**** Records supplied

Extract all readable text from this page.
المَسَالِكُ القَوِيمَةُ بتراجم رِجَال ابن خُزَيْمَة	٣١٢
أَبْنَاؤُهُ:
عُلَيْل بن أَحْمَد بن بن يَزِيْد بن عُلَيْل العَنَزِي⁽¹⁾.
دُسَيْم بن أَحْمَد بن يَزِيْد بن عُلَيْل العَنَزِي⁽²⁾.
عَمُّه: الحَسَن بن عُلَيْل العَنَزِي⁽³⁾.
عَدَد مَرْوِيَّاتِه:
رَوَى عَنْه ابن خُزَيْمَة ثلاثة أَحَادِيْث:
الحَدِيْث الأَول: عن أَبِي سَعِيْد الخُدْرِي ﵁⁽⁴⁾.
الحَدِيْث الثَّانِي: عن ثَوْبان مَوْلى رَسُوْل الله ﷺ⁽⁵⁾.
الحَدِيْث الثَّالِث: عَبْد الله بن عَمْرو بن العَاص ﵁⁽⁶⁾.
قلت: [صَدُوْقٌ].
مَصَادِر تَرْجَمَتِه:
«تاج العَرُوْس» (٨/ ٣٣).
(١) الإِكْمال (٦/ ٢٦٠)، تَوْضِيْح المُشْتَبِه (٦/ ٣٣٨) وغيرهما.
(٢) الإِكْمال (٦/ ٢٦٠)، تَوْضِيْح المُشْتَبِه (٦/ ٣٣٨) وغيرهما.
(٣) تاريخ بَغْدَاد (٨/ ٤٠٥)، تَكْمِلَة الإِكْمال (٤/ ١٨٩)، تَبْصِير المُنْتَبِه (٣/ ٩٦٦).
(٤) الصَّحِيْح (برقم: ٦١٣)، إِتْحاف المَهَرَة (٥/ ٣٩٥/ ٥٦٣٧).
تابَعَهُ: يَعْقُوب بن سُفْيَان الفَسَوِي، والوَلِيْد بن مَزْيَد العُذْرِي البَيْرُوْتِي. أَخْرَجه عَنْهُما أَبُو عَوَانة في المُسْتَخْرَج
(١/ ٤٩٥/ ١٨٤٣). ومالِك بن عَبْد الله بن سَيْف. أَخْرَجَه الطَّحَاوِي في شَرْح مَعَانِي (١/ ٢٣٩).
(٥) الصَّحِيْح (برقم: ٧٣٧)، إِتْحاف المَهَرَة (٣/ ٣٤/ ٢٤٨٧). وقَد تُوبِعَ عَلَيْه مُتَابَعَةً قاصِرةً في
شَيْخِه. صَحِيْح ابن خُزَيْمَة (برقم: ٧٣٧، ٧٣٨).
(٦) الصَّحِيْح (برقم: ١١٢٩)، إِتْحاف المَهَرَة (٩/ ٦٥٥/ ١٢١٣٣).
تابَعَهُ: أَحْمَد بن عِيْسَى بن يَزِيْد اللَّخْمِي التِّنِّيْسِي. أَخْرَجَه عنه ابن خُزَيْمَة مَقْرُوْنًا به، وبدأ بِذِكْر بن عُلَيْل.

********

■ Problem to solve
Every record should be repeated exactly; please leave none out.

■ Exercise response
Extract all readable text from this page.
المَسَالِكُ القَوِيمَةُ بتراجم رِجَال ابن خُزَيْمَة	٣١٢
أَبْنَاؤُهُ:
عُلَيْل بن أَحْمَد بن بن يَزِيْد بن عُلَيْل العَنَزِي⁽¹⁾.
دُسَيْم بن أَحْمَد بن يَزِيْد بن عُلَيْل العَنَزِي⁽²⁾.
عَمُّه: الحَسَن بن عُلَيْل العَنَزِي⁽³⁾.
عَدَد مَرْوِيَّاتِه:
رَوَى عَنْه ابن خُزَيْمَة ثلاثة أَحَادِيْث:
الحَدِيْث الأَول: عن أَبِي سَعِيْد الخُدْرِي ﵁⁽⁴⁾.
الحَدِيْث الثَّانِي: عن ثَوْبان مَوْلى رَسُوْل الله ﷺ⁽⁵⁾.
الحَدِيْث الثَّالِث: عَبْد الله بن عَمْرو بن العَاص ﵁⁽⁶⁾.
قلت: [صَدُوْقٌ].
مَصَادِر تَرْجَمَتِه:
«تاج العَرُوْس» (٨/ ٣٣).
(١) الإِكْمال (٦/ ٢٦٠)، تَوْضِيْح المُشْتَبِه (٦/ ٣٣٨) وغيرهما.
(٢) الإِكْمال (٦/ ٢٦٠)، تَوْضِيْح المُشْتَبِه (٦/ ٣٣٨) وغيرهما.
(٣) تاريخ بَغْدَاد (٨/ ٤٠٥)، تَكْمِلَة الإِكْمال (٤/ ١٨٩)، تَبْصِير المُنْتَبِه (٣/ ٩٦٦).
(٤) الصَّحِيْح (برقم: ٦١٣)، إِتْحاف المَهَرَة (٥/ ٣٩٥/ ٥٦٣٧).
تابَعَهُ: يَعْقُوب بن سُفْيَان الفَسَوِي، والوَلِيْد بن مَزْيَد العُذْرِي البَيْرُوْتِي. أَخْرَجه عَنْهُما أَبُو عَوَانة في المُسْتَخْرَج
(١/ ٤٩٥/ ١٨٤٣). ومالِك بن عَبْد الله بن سَيْف. أَخْرَجَه الطَّحَاوِي في شَرْح مَعَانِي (١/ ٢٣٩).
(٥) الصَّحِيْح (برقم: ٧٣٧)، إِتْحاف المَهَرَة (٣/ ٣٤/ ٢٤٨٧). وقَد تُوبِعَ عَلَيْه مُتَابَعَةً قاصِرةً في
شَيْخِه. صَحِيْح ابن خُزَيْمَة (برقم: ٧٣٧، ٧٣٨).
(٦) الصَّحِيْح (برقم: ١١٢٩)، إِتْحاف المَهَرَة (٩/ ٦٥٥/ ١٢١٣٣).
تابَعَهُ: أَحْمَد بن عِيْسَى بن يَزِيْد اللَّخْمِي التِّنِّيْسِي. أَخْرَجَه عنه ابن خُزَيْمَة مَقْرُوْنًا به، وبدأ بِذِكْر بن عُلَيْل.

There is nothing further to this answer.